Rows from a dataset
|---|

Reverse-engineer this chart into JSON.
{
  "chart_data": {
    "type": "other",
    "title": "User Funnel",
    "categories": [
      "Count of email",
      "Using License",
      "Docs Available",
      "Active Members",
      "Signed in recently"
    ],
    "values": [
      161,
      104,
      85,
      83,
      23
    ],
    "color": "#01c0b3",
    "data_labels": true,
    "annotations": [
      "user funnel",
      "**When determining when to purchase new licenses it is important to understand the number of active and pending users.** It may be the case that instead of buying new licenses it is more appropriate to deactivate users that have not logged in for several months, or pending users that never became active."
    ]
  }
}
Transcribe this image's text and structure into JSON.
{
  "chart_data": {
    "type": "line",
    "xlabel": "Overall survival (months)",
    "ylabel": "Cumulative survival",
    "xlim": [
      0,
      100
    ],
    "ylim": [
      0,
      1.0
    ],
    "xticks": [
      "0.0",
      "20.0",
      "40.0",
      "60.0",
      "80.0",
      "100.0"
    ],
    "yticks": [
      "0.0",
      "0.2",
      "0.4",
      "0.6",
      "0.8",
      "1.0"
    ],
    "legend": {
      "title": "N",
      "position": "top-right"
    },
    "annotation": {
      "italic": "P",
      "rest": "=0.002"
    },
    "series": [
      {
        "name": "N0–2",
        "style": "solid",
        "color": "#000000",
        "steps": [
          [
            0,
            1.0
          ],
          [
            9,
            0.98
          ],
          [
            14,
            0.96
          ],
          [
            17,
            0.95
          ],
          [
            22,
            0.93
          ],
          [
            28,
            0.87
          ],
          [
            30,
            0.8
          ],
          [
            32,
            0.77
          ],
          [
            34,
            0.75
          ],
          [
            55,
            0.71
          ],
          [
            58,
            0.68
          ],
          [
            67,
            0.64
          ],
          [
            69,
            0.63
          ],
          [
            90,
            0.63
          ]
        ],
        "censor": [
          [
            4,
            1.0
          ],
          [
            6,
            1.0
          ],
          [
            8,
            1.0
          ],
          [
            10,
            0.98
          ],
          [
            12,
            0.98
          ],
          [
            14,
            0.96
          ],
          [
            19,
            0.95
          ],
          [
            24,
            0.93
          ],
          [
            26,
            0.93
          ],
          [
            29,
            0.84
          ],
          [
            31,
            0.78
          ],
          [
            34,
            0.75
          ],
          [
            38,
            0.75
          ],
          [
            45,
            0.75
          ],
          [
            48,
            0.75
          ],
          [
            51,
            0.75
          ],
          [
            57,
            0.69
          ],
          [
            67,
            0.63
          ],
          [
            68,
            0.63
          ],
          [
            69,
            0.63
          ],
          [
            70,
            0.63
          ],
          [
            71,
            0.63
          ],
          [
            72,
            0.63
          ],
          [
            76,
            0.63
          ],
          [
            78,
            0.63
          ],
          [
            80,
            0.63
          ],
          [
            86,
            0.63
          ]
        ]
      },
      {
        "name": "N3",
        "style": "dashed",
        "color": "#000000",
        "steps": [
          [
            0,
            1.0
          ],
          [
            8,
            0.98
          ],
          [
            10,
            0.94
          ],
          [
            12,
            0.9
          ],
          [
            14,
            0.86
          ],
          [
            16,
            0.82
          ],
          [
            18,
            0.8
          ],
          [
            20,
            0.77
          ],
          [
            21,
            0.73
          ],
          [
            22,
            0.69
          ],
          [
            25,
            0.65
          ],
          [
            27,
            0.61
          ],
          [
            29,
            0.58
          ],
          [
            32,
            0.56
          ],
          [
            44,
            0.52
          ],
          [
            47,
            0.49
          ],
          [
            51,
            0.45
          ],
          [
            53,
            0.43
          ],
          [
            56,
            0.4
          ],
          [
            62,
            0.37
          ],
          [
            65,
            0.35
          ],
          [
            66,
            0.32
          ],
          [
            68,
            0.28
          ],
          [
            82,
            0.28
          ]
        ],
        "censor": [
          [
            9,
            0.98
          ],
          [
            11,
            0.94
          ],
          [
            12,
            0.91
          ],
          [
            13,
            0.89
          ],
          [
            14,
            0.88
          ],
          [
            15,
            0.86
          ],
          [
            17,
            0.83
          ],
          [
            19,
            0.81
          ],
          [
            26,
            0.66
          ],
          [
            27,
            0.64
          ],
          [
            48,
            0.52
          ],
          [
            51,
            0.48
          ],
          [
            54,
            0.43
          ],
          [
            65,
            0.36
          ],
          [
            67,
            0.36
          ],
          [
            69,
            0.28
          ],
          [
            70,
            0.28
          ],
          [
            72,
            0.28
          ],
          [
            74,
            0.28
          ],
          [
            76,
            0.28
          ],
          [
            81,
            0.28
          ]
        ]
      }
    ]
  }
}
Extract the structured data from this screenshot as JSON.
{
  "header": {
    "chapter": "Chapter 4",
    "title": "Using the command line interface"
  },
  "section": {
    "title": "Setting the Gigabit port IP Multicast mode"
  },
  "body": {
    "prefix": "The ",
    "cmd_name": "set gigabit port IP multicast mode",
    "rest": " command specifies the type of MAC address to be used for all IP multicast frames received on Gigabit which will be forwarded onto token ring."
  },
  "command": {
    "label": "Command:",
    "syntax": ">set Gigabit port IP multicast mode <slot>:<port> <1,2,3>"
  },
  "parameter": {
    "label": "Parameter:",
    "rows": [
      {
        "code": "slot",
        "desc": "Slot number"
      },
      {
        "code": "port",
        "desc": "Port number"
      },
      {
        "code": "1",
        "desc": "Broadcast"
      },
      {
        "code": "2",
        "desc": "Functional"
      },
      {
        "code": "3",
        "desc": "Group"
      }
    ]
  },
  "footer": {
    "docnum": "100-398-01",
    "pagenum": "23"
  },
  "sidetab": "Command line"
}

|---|

Each record must be repeated exactly as it is.

Reverse-engineer this chart into JSON.
{
  "chart_data": {
    "type": "other",
    "title": "User Funnel",
    "categories": [
      "Count of email",
      "Using License",
      "Docs Available",
      "Active Members",
      "Signed in recently"
    ],
    "values": [
      161,
      104,
      85,
      83,
      23
    ],
    "color": "#01c0b3",
    "data_labels": true,
    "annotations": [
      "user funnel",
      "**When determining when to purchase new licenses it is important to understand the number of active and pending users.** It may be the case that instead of buying new licenses it is more appropriate to deactivate users that have not logged in for several months, or pending users that never became active."
    ]
  }
}
Transcribe this image's text and structure into JSON.
{
  "chart_data": {
    "type": "line",
    "xlabel": "Overall survival (months)",
    "ylabel": "Cumulative survival",
    "xlim": [
      0,
      100
    ],
    "ylim": [
      0,
      1.0
    ],
    "xticks": [
      "0.0",
      "20.0",
      "40.0",
      "60.0",
      "80.0",
      "100.0"
    ],
    "yticks": [
      "0.0",
      "0.2",
      "0.4",
      "0.6",
      "0.8",
      "1.0"
    ],
    "legend": {
      "title": "N",
      "position": "top-right"
    },
    "annotation": {
      "italic": "P",
      "rest": "=0.002"
    },
    "series": [
      {
        "name": "N0–2",
        "style": "solid",
        "color": "#000000",
        "steps": [
          [
            0,
            1.0
          ],
          [
            9,
            0.98
          ],
          [
            14,
            0.96
          ],
          [
            17,
            0.95
          ],
          [
            22,
            0.93
          ],
          [
            28,
            0.87
          ],
          [
            30,
            0.8
          ],
          [
            32,
            0.77
          ],
          [
            34,
            0.75
          ],
          [
            55,
            0.71
          ],
          [
            58,
            0.68
          ],
          [
            67,
            0.64
          ],
          [
            69,
            0.63
          ],
          [
            90,
            0.63
          ]
        ],
        "censor": [
          [
            4,
            1.0
          ],
          [
            6,
            1.0
          ],
          [
            8,
            1.0
          ],
          [
            10,
            0.98
          ],
          [
            12,
            0.98
          ],
          [
            14,
            0.96
          ],
          [
            19,
            0.95
          ],
          [
            24,
            0.93
          ],
          [
            26,
            0.93
          ],
          [
            29,
            0.84
          ],
          [
            31,
            0.78
          ],
          [
            34,
            0.75
          ],
          [
            38,
            0.75
          ],
          [
            45,
            0.75
          ],
          [
            48,
            0.75
          ],
          [
            51,
            0.75
          ],
          [
            57,
            0.69
          ],
          [
            67,
            0.63
          ],
          [
            68,
            0.63
          ],
          [
            69,
            0.63
          ],
          [
            70,
            0.63
          ],
          [
            71,
            0.63
          ],
          [
            72,
            0.63
          ],
          [
            76,
            0.63
          ],
          [
            78,
            0.63
          ],
          [
            80,
            0.63
          ],
          [
            86,
            0.63
          ]
        ]
      },
      {
        "name": "N3",
        "style": "dashed",
        "color": "#000000",
        "steps": [
          [
            0,
            1.0
          ],
          [
            8,
            0.98
          ],
          [
            10,
            0.94
          ],
          [
            12,
            0.9
          ],
          [
            14,
            0.86
          ],
          [
            16,
            0.82
          ],
          [
            18,
            0.8
          ],
          [
            20,
            0.77
          ],
          [
            21,
            0.73
          ],
          [
            22,
            0.69
          ],
          [
            25,
            0.65
          ],
          [
            27,
            0.61
          ],
          [
            29,
            0.58
          ],
          [
            32,
            0.56
          ],
          [
            44,
            0.52
          ],
          [
            47,
            0.49
          ],
          [
            51,
            0.45
          ],
          [
            53,
            0.43
          ],
          [
            56,
            0.4
          ],
          [
            62,
            0.37
          ],
          [
            65,
            0.35
          ],
          [
            66,
            0.32
          ],
          [
            68,
            0.28
          ],
          [
            82,
            0.28
          ]
        ],
        "censor": [
          [
            9,
            0.98
          ],
          [
            11,
            0.94
          ],
          [
            12,
            0.91
          ],
          [
            13,
            0.89
          ],
          [
            14,
            0.88
          ],
          [
            15,
            0.86
          ],
          [
            17,
            0.83
          ],
          [
            19,
            0.81
          ],
          [
            26,
            0.66
          ],
          [
            27,
            0.64
          ],
          [
            48,
            0.52
          ],
          [
            51,
            0.48
          ],
          [
            54,
            0.43
          ],
          [
            65,
            0.36
          ],
          [
            67,
            0.36
          ],
          [
            69,
            0.28
          ],
          [
            70,
            0.28
          ],
          [
            72,
            0.28
          ],
          [
            74,
            0.28
          ],
          [
            76,
            0.28
          ],
          [
            81,
            0.28
          ]
        ]
      }
    ]
  }
}
Extract the structured data from this screenshot as JSON.
{
  "header": {
    "chapter": "Chapter 4",
    "title": "Using the command line interface"
  },
  "section": {
    "title": "Setting the Gigabit port IP Multicast mode"
  },
  "body": {
    "prefix": "The ",
    "cmd_name": "set gigabit port IP multicast mode",
    "rest": " command specifies the type of MAC address to be used for all IP multicast frames received on Gigabit which will be forwarded onto token ring."
  },
  "command": {
    "label": "Command:",
    "syntax": ">set Gigabit port IP multicast mode <slot>:<port> <1,2,3>"
  },
  "parameter": {
    "label": "Parameter:",
    "rows": [
      {
        "code": "slot",
        "desc": "Slot number"
      },
      {
        "code": "port",
        "desc": "Port number"
      },
      {
        "code": "1",
        "desc": "Broadcast"
      },
      {
        "code": "2",
        "desc": "Functional"
      },
      {
        "code": "3",
        "desc": "Group"
      }
    ]
  },
  "footer": {
    "docnum": "100-398-01",
    "pagenum": "23"
  },
  "sidetab": "Command line"
}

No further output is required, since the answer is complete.